**EXERCISE OBJECTIVE**
Single out each line with the word "Electronic" and copy it.

☆ ☆ ☆ ☆ ☆

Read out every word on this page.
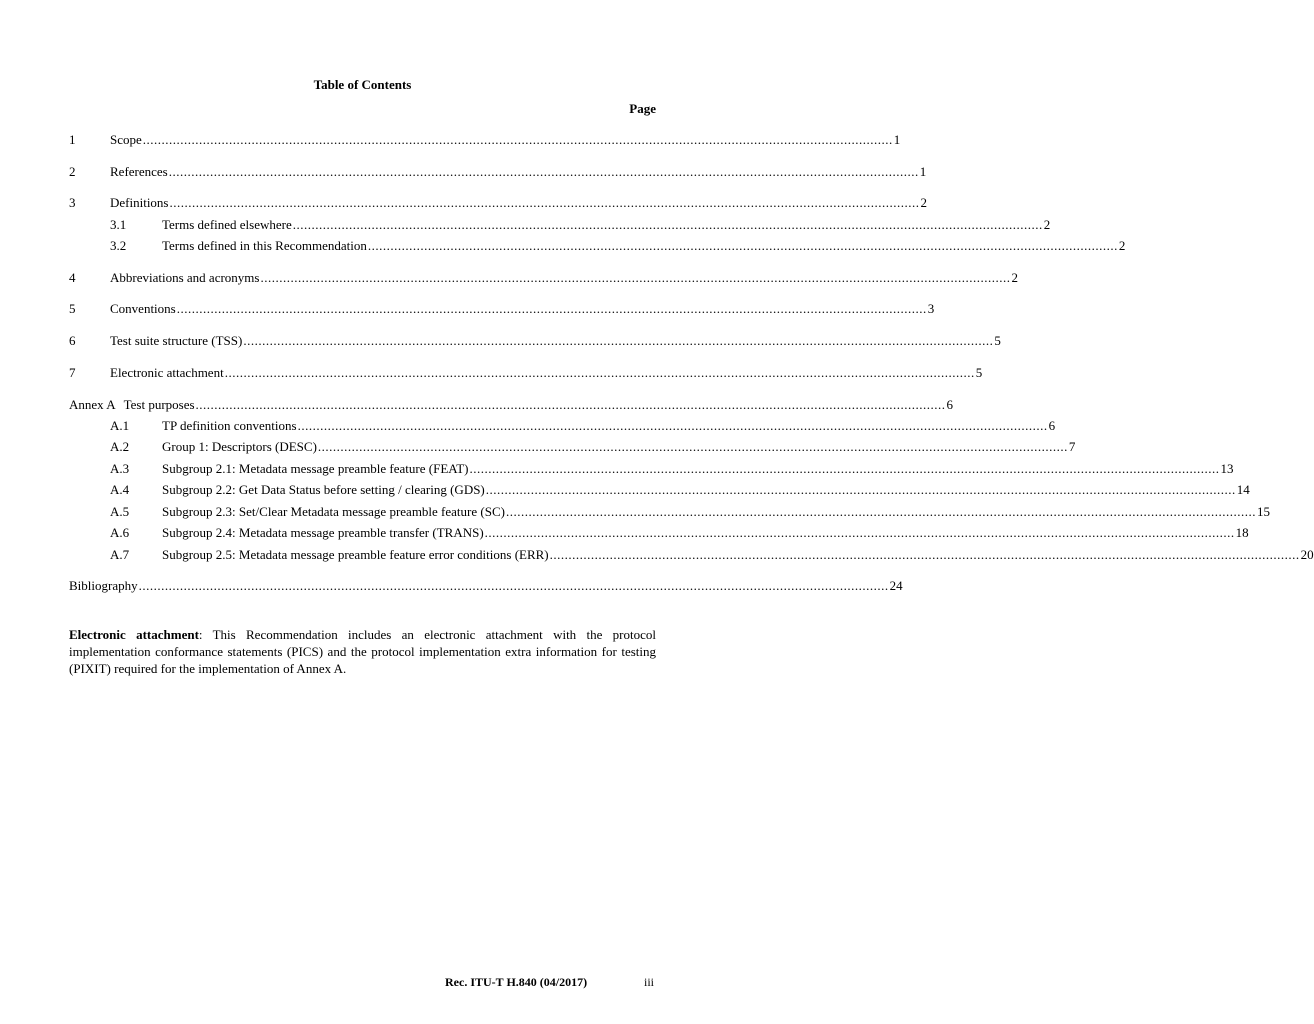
Table of Contents
Page
1	Scope ........................................................................................................................................................................................................ 1
2	References ........................................................................................................................................................................................................ 1
3	Definitions ........................................................................................................................................................................................................ 2
3.1	Terms defined elsewhere ........................................................................................................................................................................................................ 2
3.2	Terms defined in this Recommendation ........................................................................................................................................................................................................ 2
4	Abbreviations and acronyms ........................................................................................................................................................................................................ 2
5	Conventions ........................................................................................................................................................................................................ 3
6	Test suite structure (TSS) ........................................................................................................................................................................................................ 5
7	Electronic attachment ........................................................................................................................................................................................................ 5
Annex A Test purposes ........................................................................................................................................................................................................ 6
A.1	TP definition conventions ........................................................................................................................................................................................................ 6
A.2	Group 1: Descriptors (DESC) ........................................................................................................................................................................................................ 7
A.3	Subgroup 2.1: Metadata message preamble feature (FEAT) ........................................................................................................................................................................................................ 13
A.4	Subgroup 2.2: Get Data Status before setting / clearing (GDS) ........................................................................................................................................................................................................ 14
A.5	Subgroup 2.3: Set/Clear Metadata message preamble feature (SC) ........................................................................................................................................................................................................ 15
A.6	Subgroup 2.4: Metadata message preamble transfer (TRANS) ........................................................................................................................................................................................................ 18
A.7	Subgroup 2.5: Metadata message preamble feature error conditions (ERR) ........................................................................................................................................................................................................ 20
Bibliography ........................................................................................................................................................................................................ 24

Electronic attachment: This Recommendation includes an electronic attachment with the protocol implementation conformance statements (PICS) and the protocol implementation extra information for testing (PIXIT) required for the implementation of Annex A.

Rec. ITU-T H.840 (04/2017)	iii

☆ ☆ ☆ ☆ ☆

**WRITTEN RESPONSE**
7	Electronic attachment ........................................................................................................................................................................................................ 5
Electronic attachment: This Recommendation includes an electronic attachment with the protocol implementation conformance statements (PICS) and the protocol implementation extra information for testing (PIXIT) required for the implementation of Annex A.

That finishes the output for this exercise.